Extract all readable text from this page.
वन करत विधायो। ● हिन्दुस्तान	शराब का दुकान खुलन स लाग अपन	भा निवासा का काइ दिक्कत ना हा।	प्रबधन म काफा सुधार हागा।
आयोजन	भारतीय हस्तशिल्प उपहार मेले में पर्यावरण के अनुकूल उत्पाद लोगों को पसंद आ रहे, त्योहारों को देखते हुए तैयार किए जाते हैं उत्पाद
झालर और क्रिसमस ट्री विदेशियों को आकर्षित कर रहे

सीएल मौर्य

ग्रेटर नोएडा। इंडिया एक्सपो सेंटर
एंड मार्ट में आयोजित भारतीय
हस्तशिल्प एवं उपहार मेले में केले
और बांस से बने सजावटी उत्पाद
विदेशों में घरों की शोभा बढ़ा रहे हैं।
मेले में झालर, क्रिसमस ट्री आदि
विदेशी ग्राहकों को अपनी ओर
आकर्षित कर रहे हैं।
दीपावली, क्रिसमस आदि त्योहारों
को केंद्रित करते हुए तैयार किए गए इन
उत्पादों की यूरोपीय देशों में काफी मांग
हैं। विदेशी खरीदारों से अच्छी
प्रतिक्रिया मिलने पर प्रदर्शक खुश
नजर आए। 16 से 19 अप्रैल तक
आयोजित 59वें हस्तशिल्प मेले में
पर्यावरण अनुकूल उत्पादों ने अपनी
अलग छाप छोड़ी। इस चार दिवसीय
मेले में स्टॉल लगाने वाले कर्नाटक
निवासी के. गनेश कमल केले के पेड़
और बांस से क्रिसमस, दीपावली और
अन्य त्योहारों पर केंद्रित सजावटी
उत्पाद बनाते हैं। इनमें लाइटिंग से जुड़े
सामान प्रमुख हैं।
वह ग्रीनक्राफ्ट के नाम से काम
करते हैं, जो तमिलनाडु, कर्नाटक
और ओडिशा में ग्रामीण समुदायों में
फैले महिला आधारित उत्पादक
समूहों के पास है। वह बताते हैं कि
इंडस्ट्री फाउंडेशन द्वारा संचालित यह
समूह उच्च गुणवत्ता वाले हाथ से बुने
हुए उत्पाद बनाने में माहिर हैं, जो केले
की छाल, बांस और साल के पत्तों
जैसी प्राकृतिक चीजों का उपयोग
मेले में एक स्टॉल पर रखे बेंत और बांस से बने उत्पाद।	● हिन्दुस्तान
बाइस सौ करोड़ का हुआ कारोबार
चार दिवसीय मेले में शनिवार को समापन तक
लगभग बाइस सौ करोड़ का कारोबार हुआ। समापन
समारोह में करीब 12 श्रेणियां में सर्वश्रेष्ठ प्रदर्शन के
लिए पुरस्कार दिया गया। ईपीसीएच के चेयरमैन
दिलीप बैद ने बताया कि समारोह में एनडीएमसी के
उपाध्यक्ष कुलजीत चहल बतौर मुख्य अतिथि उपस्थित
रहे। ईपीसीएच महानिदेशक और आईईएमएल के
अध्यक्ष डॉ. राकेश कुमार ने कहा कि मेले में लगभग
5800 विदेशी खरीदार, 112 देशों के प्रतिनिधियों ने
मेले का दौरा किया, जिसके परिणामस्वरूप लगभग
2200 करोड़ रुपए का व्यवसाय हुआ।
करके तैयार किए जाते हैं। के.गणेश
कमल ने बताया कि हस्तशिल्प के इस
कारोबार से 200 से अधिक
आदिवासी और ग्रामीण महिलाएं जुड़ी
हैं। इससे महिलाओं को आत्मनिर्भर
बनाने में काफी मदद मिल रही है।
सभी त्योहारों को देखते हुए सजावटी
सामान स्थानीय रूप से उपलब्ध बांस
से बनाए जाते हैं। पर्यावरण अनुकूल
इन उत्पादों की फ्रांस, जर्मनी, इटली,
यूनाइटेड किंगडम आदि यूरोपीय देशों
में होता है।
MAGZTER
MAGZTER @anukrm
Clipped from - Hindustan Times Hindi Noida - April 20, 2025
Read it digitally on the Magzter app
-*-*-
WRITTEN REQUEST:
From the listing above, extract all records word for word.

SOLUTION BELOW:
Extract all readable text from this page.
वन करत विधायो। ● हिन्दुस्तान	शराब का दुकान खुलन स लाग अपन	भा निवासा का काइ दिक्कत ना हा।	प्रबधन म काफा सुधार हागा।
आयोजन	भारतीय हस्तशिल्प उपहार मेले में पर्यावरण के अनुकूल उत्पाद लोगों को पसंद आ रहे, त्योहारों को देखते हुए तैयार किए जाते हैं उत्पाद
झालर और क्रिसमस ट्री विदेशियों को आकर्षित कर रहे

सीएल मौर्य

ग्रेटर नोएडा। इंडिया एक्सपो सेंटर
एंड मार्ट में आयोजित भारतीय
हस्तशिल्प एवं उपहार मेले में केले
और बांस से बने सजावटी उत्पाद
विदेशों में घरों की शोभा बढ़ा रहे हैं।
मेले में झालर, क्रिसमस ट्री आदि
विदेशी ग्राहकों को अपनी ओर
आकर्षित कर रहे हैं।
दीपावली, क्रिसमस आदि त्योहारों
को केंद्रित करते हुए तैयार किए गए इन
उत्पादों की यूरोपीय देशों में काफी मांग
हैं। विदेशी खरीदारों से अच्छी
प्रतिक्रिया मिलने पर प्रदर्शक खुश
नजर आए। 16 से 19 अप्रैल तक
आयोजित 59वें हस्तशिल्प मेले में
पर्यावरण अनुकूल उत्पादों ने अपनी
अलग छाप छोड़ी। इस चार दिवसीय
मेले में स्टॉल लगाने वाले कर्नाटक
निवासी के. गनेश कमल केले के पेड़
और बांस से क्रिसमस, दीपावली और
अन्य त्योहारों पर केंद्रित सजावटी
उत्पाद बनाते हैं। इनमें लाइटिंग से जुड़े
सामान प्रमुख हैं।
वह ग्रीनक्राफ्ट के नाम से काम
करते हैं, जो तमिलनाडु, कर्नाटक
और ओडिशा में ग्रामीण समुदायों में
फैले महिला आधारित उत्पादक
समूहों के पास है। वह बताते हैं कि
इंडस्ट्री फाउंडेशन द्वारा संचालित यह
समूह उच्च गुणवत्ता वाले हाथ से बुने
हुए उत्पाद बनाने में माहिर हैं, जो केले
की छाल, बांस और साल के पत्तों
जैसी प्राकृतिक चीजों का उपयोग
मेले में एक स्टॉल पर रखे बेंत और बांस से बने उत्पाद।	● हिन्दुस्तान
बाइस सौ करोड़ का हुआ कारोबार
चार दिवसीय मेले में शनिवार को समापन तक
लगभग बाइस सौ करोड़ का कारोबार हुआ। समापन
समारोह में करीब 12 श्रेणियां में सर्वश्रेष्ठ प्रदर्शन के
लिए पुरस्कार दिया गया। ईपीसीएच के चेयरमैन
दिलीप बैद ने बताया कि समारोह में एनडीएमसी के
उपाध्यक्ष कुलजीत चहल बतौर मुख्य अतिथि उपस्थित
रहे। ईपीसीएच महानिदेशक और आईईएमएल के
अध्यक्ष डॉ. राकेश कुमार ने कहा कि मेले में लगभग
5800 विदेशी खरीदार, 112 देशों के प्रतिनिधियों ने
मेले का दौरा किया, जिसके परिणामस्वरूप लगभग
2200 करोड़ रुपए का व्यवसाय हुआ।
करके तैयार किए जाते हैं। के.गणेश
कमल ने बताया कि हस्तशिल्प के इस
कारोबार से 200 से अधिक
आदिवासी और ग्रामीण महिलाएं जुड़ी
हैं। इससे महिलाओं को आत्मनिर्भर
बनाने में काफी मदद मिल रही है।
सभी त्योहारों को देखते हुए सजावटी
सामान स्थानीय रूप से उपलब्ध बांस
से बनाए जाते हैं। पर्यावरण अनुकूल
इन उत्पादों की फ्रांस, जर्मनी, इटली,
यूनाइटेड किंगडम आदि यूरोपीय देशों
में होता है।
MAGZTER
MAGZTER @anukrm
Clipped from - Hindustan Times Hindi Noida - April 20, 2025
Read it digitally on the Magzter app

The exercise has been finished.